##### Supplied material #####
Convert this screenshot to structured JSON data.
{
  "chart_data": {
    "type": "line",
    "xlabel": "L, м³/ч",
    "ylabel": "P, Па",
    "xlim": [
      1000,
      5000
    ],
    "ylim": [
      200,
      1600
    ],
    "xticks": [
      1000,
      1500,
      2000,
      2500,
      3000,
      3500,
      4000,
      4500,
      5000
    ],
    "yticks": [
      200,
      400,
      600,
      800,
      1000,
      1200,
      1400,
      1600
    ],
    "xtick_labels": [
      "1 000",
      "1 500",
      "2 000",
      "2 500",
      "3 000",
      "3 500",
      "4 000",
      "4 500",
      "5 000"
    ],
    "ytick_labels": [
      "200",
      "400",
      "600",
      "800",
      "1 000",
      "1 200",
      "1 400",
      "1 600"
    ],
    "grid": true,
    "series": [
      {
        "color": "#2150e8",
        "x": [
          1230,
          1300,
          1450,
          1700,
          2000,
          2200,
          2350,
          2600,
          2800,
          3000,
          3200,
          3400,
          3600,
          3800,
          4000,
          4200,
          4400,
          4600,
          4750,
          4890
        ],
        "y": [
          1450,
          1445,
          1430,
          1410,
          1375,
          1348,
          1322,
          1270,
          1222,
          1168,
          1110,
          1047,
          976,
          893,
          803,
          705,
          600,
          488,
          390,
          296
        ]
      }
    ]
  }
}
#####
* Aim
Reproduce each entry from the records above, character for character.

* Response to the task
Convert this screenshot to structured JSON data.
{
  "chart_data": {
    "type": "line",
    "xlabel": "L, м³/ч",
    "ylabel": "P, Па",
    "xlim": [
      1000,
      5000
    ],
    "ylim": [
      200,
      1600
    ],
    "xticks": [
      1000,
      1500,
      2000,
      2500,
      3000,
      3500,
      4000,
      4500,
      5000
    ],
    "yticks": [
      200,
      400,
      600,
      800,
      1000,
      1200,
      1400,
      1600
    ],
    "xtick_labels": [
      "1 000",
      "1 500",
      "2 000",
      "2 500",
      "3 000",
      "3 500",
      "4 000",
      "4 500",
      "5 000"
    ],
    "ytick_labels": [
      "200",
      "400",
      "600",
      "800",
      "1 000",
      "1 200",
      "1 400",
      "1 600"
    ],
    "grid": true,
    "series": [
      {
        "color": "#2150e8",
        "x": [
          1230,
          1300,
          1450,
          1700,
          2000,
          2200,
          2350,
          2600,
          2800,
          3000,
          3200,
          3400,
          3600,
          3800,
          4000,
          4200,
          4400,
          4600,
          4750,
          4890
        ],
        "y": [
          1450,
          1445,
          1430,
          1410,
          1375,
          1348,
          1322,
          1270,
          1222,
          1168,
          1110,
          1047,
          976,
          893,
          803,
          705,
          600,
          488,
          390,
          296
        ]
      }
    ]
  }
}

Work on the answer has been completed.